Dataset records

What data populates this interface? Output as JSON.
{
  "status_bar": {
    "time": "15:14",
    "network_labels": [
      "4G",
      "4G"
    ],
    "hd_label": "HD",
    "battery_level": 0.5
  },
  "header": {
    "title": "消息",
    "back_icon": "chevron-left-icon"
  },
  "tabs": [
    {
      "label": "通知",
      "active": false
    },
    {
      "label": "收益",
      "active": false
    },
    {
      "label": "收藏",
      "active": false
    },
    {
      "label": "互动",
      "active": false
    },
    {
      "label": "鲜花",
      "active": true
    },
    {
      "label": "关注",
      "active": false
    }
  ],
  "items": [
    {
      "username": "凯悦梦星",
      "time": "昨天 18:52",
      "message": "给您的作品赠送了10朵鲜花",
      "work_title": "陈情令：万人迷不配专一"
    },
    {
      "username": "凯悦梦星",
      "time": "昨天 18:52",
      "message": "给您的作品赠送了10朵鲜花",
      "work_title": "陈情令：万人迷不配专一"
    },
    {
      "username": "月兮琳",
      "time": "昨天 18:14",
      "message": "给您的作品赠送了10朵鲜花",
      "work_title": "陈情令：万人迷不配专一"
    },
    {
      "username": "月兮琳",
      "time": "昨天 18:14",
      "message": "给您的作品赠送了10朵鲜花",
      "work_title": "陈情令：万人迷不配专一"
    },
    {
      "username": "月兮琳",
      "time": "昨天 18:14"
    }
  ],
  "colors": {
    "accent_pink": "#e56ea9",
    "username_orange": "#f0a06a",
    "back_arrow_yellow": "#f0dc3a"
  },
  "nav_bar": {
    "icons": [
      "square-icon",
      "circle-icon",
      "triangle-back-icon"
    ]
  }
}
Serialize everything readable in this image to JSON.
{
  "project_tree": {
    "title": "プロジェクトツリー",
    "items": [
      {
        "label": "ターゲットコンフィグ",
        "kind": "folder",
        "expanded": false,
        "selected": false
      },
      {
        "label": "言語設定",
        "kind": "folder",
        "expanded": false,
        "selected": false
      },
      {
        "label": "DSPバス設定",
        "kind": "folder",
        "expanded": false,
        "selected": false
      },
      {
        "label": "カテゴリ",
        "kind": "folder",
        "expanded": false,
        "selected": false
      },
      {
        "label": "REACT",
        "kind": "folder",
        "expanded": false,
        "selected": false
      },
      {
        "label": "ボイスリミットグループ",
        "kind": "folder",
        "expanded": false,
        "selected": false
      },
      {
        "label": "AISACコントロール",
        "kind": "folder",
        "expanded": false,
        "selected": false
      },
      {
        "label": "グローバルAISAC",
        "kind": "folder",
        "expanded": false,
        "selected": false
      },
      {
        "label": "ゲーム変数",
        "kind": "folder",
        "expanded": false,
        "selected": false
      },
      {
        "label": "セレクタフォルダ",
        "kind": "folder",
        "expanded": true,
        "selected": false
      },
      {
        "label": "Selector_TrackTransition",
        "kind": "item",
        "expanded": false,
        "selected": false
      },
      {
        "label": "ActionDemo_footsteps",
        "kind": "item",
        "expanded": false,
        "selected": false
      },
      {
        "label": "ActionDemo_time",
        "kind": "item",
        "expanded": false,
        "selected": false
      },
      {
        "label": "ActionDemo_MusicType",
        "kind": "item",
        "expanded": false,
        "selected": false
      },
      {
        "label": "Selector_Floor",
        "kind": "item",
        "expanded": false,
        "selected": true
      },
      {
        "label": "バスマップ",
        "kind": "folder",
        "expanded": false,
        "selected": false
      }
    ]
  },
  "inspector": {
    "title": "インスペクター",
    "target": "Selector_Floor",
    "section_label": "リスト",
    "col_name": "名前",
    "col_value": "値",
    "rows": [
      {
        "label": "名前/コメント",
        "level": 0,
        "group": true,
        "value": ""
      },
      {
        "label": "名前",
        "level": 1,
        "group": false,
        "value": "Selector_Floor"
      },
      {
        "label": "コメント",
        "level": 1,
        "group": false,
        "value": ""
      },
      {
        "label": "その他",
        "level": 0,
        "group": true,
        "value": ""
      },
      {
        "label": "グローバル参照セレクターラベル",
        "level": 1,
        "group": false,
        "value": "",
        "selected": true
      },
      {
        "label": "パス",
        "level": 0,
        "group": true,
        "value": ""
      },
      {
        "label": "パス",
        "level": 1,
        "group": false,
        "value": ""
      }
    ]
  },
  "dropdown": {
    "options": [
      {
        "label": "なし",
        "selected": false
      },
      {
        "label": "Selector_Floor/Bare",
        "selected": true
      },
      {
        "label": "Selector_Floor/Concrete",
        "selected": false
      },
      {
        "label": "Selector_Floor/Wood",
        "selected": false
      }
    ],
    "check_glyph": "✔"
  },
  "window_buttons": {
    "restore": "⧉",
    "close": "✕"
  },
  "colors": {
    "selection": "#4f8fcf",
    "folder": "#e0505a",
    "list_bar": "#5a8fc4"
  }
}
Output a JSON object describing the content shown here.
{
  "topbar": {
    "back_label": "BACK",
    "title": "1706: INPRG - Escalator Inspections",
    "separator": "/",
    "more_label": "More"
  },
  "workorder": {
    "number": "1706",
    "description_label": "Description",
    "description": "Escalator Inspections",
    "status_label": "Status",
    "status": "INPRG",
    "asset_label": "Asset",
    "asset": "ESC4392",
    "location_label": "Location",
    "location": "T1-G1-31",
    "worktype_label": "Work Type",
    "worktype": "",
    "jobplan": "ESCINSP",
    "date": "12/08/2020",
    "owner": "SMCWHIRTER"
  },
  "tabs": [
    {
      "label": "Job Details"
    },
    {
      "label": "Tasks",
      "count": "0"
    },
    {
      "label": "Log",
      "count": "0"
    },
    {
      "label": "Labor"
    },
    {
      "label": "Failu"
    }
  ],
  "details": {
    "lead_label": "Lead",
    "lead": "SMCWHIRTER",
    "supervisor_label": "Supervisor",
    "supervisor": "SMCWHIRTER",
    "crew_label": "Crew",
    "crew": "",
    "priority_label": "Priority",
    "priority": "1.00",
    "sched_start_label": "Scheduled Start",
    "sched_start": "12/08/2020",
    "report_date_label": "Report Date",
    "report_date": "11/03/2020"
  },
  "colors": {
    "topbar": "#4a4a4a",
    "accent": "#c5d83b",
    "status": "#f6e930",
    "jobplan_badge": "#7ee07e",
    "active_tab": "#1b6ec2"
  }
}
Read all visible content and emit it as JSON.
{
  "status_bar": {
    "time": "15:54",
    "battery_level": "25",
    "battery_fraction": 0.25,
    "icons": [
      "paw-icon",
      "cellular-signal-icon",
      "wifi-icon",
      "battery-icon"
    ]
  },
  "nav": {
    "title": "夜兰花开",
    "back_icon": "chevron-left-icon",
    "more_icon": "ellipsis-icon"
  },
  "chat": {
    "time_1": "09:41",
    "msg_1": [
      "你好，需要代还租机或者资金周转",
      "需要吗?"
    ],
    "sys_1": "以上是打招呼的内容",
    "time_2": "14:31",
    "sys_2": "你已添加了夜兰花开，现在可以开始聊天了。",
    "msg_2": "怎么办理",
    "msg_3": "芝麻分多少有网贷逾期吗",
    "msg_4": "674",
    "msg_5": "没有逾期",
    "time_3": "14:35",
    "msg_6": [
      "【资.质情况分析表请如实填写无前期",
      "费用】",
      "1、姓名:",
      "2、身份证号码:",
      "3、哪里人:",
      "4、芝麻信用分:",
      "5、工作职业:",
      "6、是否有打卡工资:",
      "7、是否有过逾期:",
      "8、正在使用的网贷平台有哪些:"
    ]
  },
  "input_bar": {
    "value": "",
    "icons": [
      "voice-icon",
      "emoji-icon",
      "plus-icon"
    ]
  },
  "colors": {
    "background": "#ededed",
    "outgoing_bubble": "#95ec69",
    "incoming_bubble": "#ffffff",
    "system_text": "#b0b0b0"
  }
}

> **WHAT NEEDS TO BE DONE**:
Every line above should be printed again exactly as it stands.

> **FINAL ANSWER**:
What data populates this interface? Output as JSON.
{
  "status_bar": {
    "time": "15:14",
    "network_labels": [
      "4G",
      "4G"
    ],
    "hd_label": "HD",
    "battery_level": 0.5
  },
  "header": {
    "title": "消息",
    "back_icon": "chevron-left-icon"
  },
  "tabs": [
    {
      "label": "通知",
      "active": false
    },
    {
      "label": "收益",
      "active": false
    },
    {
      "label": "收藏",
      "active": false
    },
    {
      "label": "互动",
      "active": false
    },
    {
      "label": "鲜花",
      "active": true
    },
    {
      "label": "关注",
      "active": false
    }
  ],
  "items": [
    {
      "username": "凯悦梦星",
      "time": "昨天 18:52",
      "message": "给您的作品赠送了10朵鲜花",
      "work_title": "陈情令：万人迷不配专一"
    },
    {
      "username": "凯悦梦星",
      "time": "昨天 18:52",
      "message": "给您的作品赠送了10朵鲜花",
      "work_title": "陈情令：万人迷不配专一"
    },
    {
      "username": "月兮琳",
      "time": "昨天 18:14",
      "message": "给您的作品赠送了10朵鲜花",
      "work_title": "陈情令：万人迷不配专一"
    },
    {
      "username": "月兮琳",
      "time": "昨天 18:14",
      "message": "给您的作品赠送了10朵鲜花",
      "work_title": "陈情令：万人迷不配专一"
    },
    {
      "username": "月兮琳",
      "time": "昨天 18:14"
    }
  ],
  "colors": {
    "accent_pink": "#e56ea9",
    "username_orange": "#f0a06a",
    "back_arrow_yellow": "#f0dc3a"
  },
  "nav_bar": {
    "icons": [
      "square-icon",
      "circle-icon",
      "triangle-back-icon"
    ]
  }
}
Serialize everything readable in this image to JSON.
{
  "project_tree": {
    "title": "プロジェクトツリー",
    "items": [
      {
        "label": "ターゲットコンフィグ",
        "kind": "folder",
        "expanded": false,
        "selected": false
      },
      {
        "label": "言語設定",
        "kind": "folder",
        "expanded": false,
        "selected": false
      },
      {
        "label": "DSPバス設定",
        "kind": "folder",
        "expanded": false,
        "selected": false
      },
      {
        "label": "カテゴリ",
        "kind": "folder",
        "expanded": false,
        "selected": false
      },
      {
        "label": "REACT",
        "kind": "folder",
        "expanded": false,
        "selected": false
      },
      {
        "label": "ボイスリミットグループ",
        "kind": "folder",
        "expanded": false,
        "selected": false
      },
      {
        "label": "AISACコントロール",
        "kind": "folder",
        "expanded": false,
        "selected": false
      },
      {
        "label": "グローバルAISAC",
        "kind": "folder",
        "expanded": false,
        "selected": false
      },
      {
        "label": "ゲーム変数",
        "kind": "folder",
        "expanded": false,
        "selected": false
      },
      {
        "label": "セレクタフォルダ",
        "kind": "folder",
        "expanded": true,
        "selected": false
      },
      {
        "label": "Selector_TrackTransition",
        "kind": "item",
        "expanded": false,
        "selected": false
      },
      {
        "label": "ActionDemo_footsteps",
        "kind": "item",
        "expanded": false,
        "selected": false
      },
      {
        "label": "ActionDemo_time",
        "kind": "item",
        "expanded": false,
        "selected": false
      },
      {
        "label": "ActionDemo_MusicType",
        "kind": "item",
        "expanded": false,
        "selected": false
      },
      {
        "label": "Selector_Floor",
        "kind": "item",
        "expanded": false,
        "selected": true
      },
      {
        "label": "バスマップ",
        "kind": "folder",
        "expanded": false,
        "selected": false
      }
    ]
  },
  "inspector": {
    "title": "インスペクター",
    "target": "Selector_Floor",
    "section_label": "リスト",
    "col_name": "名前",
    "col_value": "値",
    "rows": [
      {
        "label": "名前/コメント",
        "level": 0,
        "group": true,
        "value": ""
      },
      {
        "label": "名前",
        "level": 1,
        "group": false,
        "value": "Selector_Floor"
      },
      {
        "label": "コメント",
        "level": 1,
        "group": false,
        "value": ""
      },
      {
        "label": "その他",
        "level": 0,
        "group": true,
        "value": ""
      },
      {
        "label": "グローバル参照セレクターラベル",
        "level": 1,
        "group": false,
        "value": "",
        "selected": true
      },
      {
        "label": "パス",
        "level": 0,
        "group": true,
        "value": ""
      },
      {
        "label": "パス",
        "level": 1,
        "group": false,
        "value": ""
      }
    ]
  },
  "dropdown": {
    "options": [
      {
        "label": "なし",
        "selected": false
      },
      {
        "label": "Selector_Floor/Bare",
        "selected": true
      },
      {
        "label": "Selector_Floor/Concrete",
        "selected": false
      },
      {
        "label": "Selector_Floor/Wood",
        "selected": false
      }
    ],
    "check_glyph": "✔"
  },
  "window_buttons": {
    "restore": "⧉",
    "close": "✕"
  },
  "colors": {
    "selection": "#4f8fcf",
    "folder": "#e0505a",
    "list_bar": "#5a8fc4"
  }
}
Output a JSON object describing the content shown here.
{
  "topbar": {
    "back_label": "BACK",
    "title": "1706: INPRG - Escalator Inspections",
    "separator": "/",
    "more_label": "More"
  },
  "workorder": {
    "number": "1706",
    "description_label": "Description",
    "description": "Escalator Inspections",
    "status_label": "Status",
    "status": "INPRG",
    "asset_label": "Asset",
    "asset": "ESC4392",
    "location_label": "Location",
    "location": "T1-G1-31",
    "worktype_label": "Work Type",
    "worktype": "",
    "jobplan": "ESCINSP",
    "date": "12/08/2020",
    "owner": "SMCWHIRTER"
  },
  "tabs": [
    {
      "label": "Job Details"
    },
    {
      "label": "Tasks",
      "count": "0"
    },
    {
      "label": "Log",
      "count": "0"
    },
    {
      "label": "Labor"
    },
    {
      "label": "Failu"
    }
  ],
  "details": {
    "lead_label": "Lead",
    "lead": "SMCWHIRTER",
    "supervisor_label": "Supervisor",
    "supervisor": "SMCWHIRTER",
    "crew_label": "Crew",
    "crew": "",
    "priority_label": "Priority",
    "priority": "1.00",
    "sched_start_label": "Scheduled Start",
    "sched_start": "12/08/2020",
    "report_date_label": "Report Date",
    "report_date": "11/03/2020"
  },
  "colors": {
    "topbar": "#4a4a4a",
    "accent": "#c5d83b",
    "status": "#f6e930",
    "jobplan_badge": "#7ee07e",
    "active_tab": "#1b6ec2"
  }
}
Read all visible content and emit it as JSON.
{
  "status_bar": {
    "time": "15:54",
    "battery_level": "25",
    "battery_fraction": 0.25,
    "icons": [
      "paw-icon",
      "cellular-signal-icon",
      "wifi-icon",
      "battery-icon"
    ]
  },
  "nav": {
    "title": "夜兰花开",
    "back_icon": "chevron-left-icon",
    "more_icon": "ellipsis-icon"
  },
  "chat": {
    "time_1": "09:41",
    "msg_1": [
      "你好，需要代还租机或者资金周转",
      "需要吗?"
    ],
    "sys_1": "以上是打招呼的内容",
    "time_2": "14:31",
    "sys_2": "你已添加了夜兰花开，现在可以开始聊天了。",
    "msg_2": "怎么办理",
    "msg_3": "芝麻分多少有网贷逾期吗",
    "msg_4": "674",
    "msg_5": "没有逾期",
    "time_3": "14:35",
    "msg_6": [
      "【资.质情况分析表请如实填写无前期",
      "费用】",
      "1、姓名:",
      "2、身份证号码:",
      "3、哪里人:",
      "4、芝麻信用分:",
      "5、工作职业:",
      "6、是否有打卡工资:",
      "7、是否有过逾期:",
      "8、正在使用的网贷平台有哪些:"
    ]
  },
  "input_bar": {
    "value": "",
    "icons": [
      "voice-icon",
      "emoji-icon",
      "plus-icon"
    ]
  },
  "colors": {
    "background": "#ededed",
    "outgoing_bubble": "#95ec69",
    "incoming_bubble": "#ffffff",
    "system_text": "#b0b0b0"
  }
}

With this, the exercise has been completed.